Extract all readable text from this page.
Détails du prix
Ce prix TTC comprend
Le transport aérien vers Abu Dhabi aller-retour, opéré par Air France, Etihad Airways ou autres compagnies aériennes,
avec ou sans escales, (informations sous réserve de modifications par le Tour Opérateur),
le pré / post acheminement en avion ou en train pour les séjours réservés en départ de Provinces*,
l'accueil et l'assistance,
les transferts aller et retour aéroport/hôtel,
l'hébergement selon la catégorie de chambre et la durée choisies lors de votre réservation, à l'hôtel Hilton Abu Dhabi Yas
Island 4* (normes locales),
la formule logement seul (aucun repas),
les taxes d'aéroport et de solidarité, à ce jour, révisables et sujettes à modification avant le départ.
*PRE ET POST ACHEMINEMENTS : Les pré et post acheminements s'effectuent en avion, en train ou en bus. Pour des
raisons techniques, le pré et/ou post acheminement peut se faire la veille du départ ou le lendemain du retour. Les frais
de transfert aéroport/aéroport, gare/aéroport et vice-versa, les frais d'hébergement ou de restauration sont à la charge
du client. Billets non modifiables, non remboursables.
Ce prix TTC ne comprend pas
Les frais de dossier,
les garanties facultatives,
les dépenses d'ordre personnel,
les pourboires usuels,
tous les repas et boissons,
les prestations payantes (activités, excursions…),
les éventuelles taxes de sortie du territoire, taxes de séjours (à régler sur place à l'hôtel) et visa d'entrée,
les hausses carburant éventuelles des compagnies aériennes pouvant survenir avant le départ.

Your instructions: Of the lines in the material, how many include "avant"? Respond with the number alone.

Final result: 2